TO DO:
In the material below, list every line carrying the string "image".

MATERIAL TO PROCESS:
= = = = = = =
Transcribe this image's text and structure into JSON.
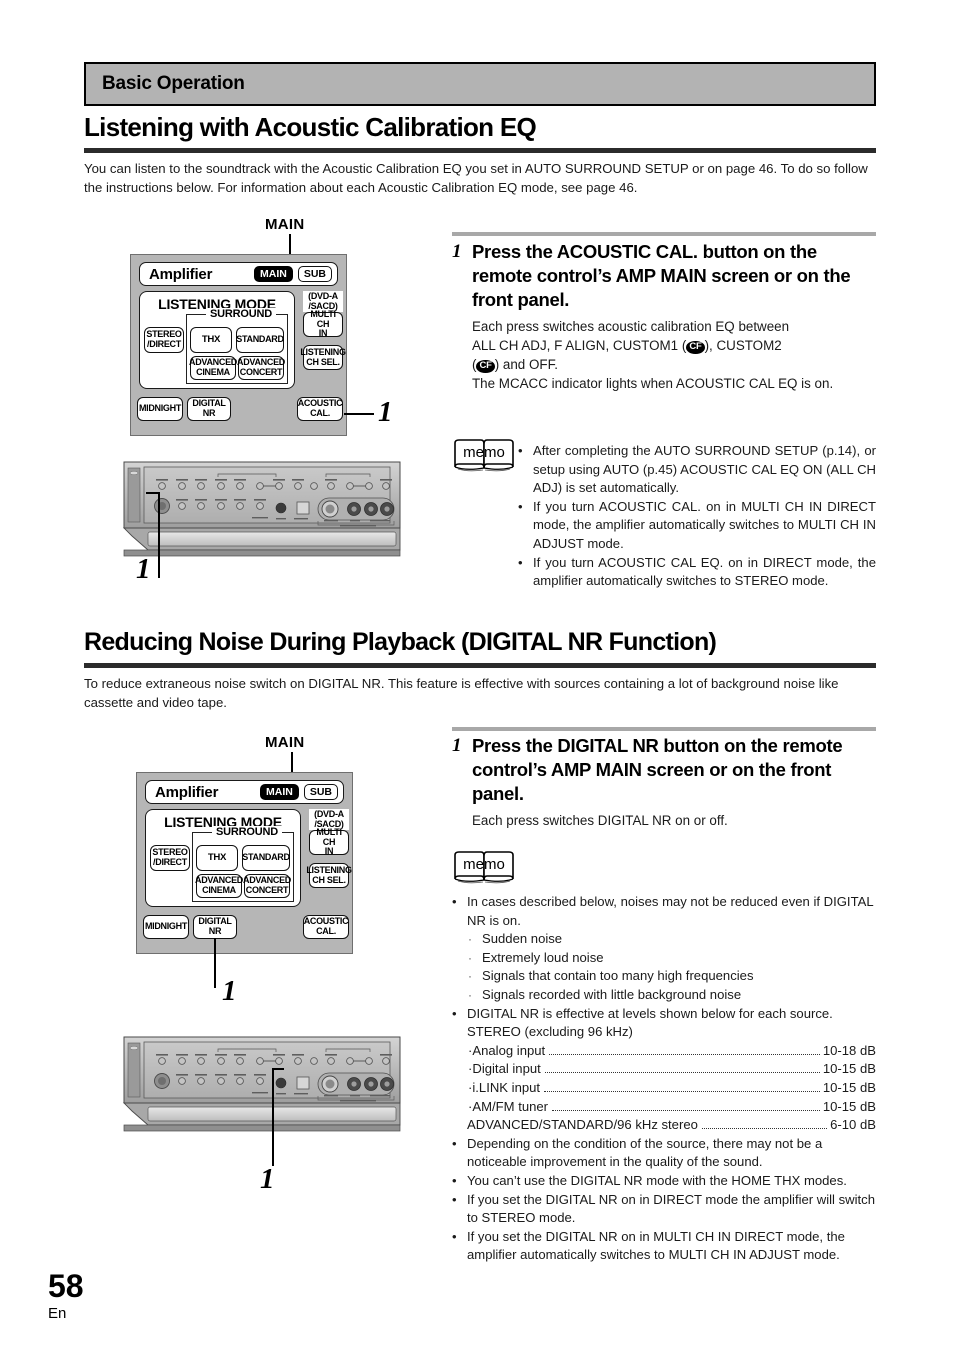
= = = = = = =
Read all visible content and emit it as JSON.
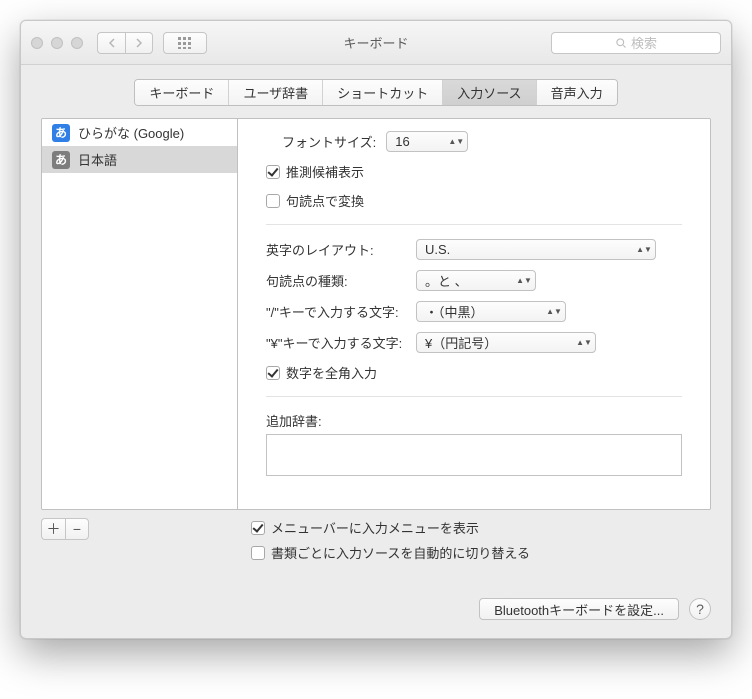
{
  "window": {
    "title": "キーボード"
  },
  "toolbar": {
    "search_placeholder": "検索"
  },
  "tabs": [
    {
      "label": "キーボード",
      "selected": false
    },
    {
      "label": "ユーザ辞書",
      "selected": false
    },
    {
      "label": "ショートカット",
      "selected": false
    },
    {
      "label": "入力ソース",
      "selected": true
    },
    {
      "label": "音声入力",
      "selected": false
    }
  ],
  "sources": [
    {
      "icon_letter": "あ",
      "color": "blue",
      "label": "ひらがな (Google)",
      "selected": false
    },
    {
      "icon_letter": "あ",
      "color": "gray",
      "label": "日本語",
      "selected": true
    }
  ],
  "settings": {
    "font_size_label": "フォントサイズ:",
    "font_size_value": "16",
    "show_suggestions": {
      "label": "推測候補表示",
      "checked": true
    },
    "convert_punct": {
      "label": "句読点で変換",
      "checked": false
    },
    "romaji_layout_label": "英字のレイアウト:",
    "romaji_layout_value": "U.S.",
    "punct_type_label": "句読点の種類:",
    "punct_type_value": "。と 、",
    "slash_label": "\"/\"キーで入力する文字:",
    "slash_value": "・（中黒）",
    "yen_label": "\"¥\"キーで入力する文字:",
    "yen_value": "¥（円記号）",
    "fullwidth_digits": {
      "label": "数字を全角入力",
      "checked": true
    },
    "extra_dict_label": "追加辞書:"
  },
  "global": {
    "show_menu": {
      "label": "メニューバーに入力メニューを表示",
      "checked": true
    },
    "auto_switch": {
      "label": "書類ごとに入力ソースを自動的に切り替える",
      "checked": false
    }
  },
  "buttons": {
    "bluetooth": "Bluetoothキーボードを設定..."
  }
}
= = = = = = =
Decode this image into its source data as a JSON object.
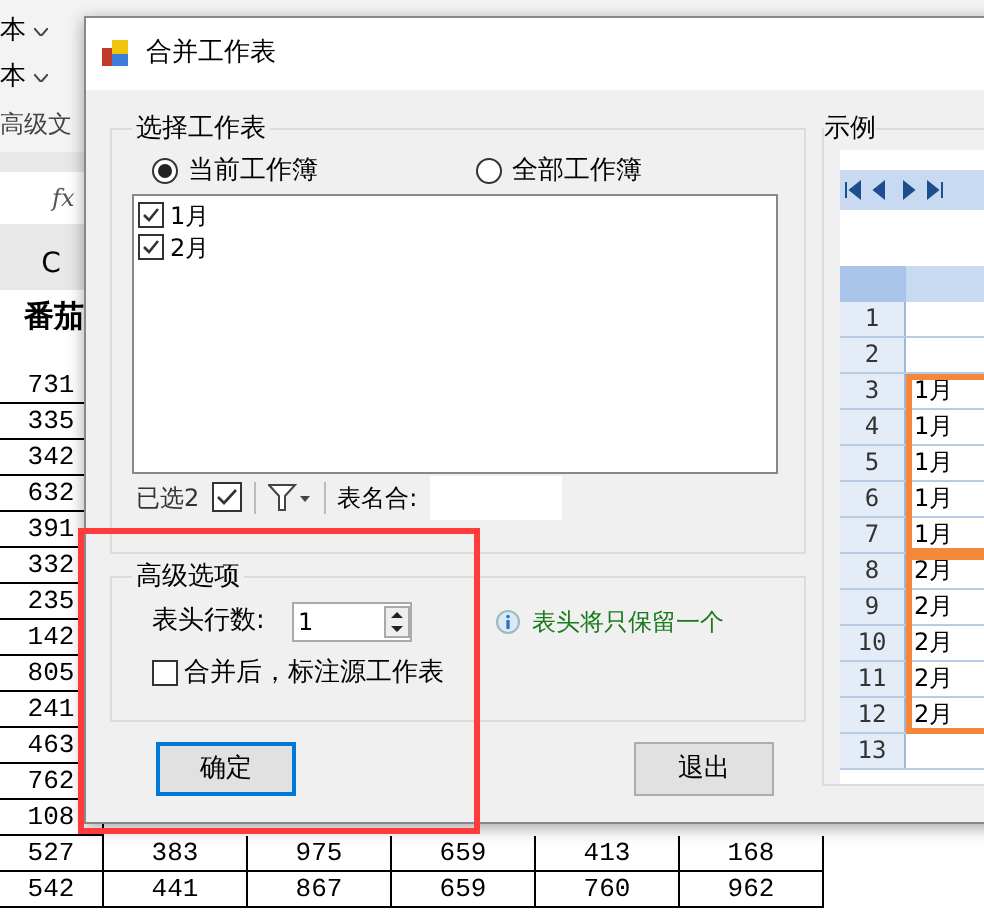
= = = = = = =
ANSWER TO THIS EXERCISE:
Transcribe this image's text and structure into JSON.
Decode this image into its source data as a JSON object.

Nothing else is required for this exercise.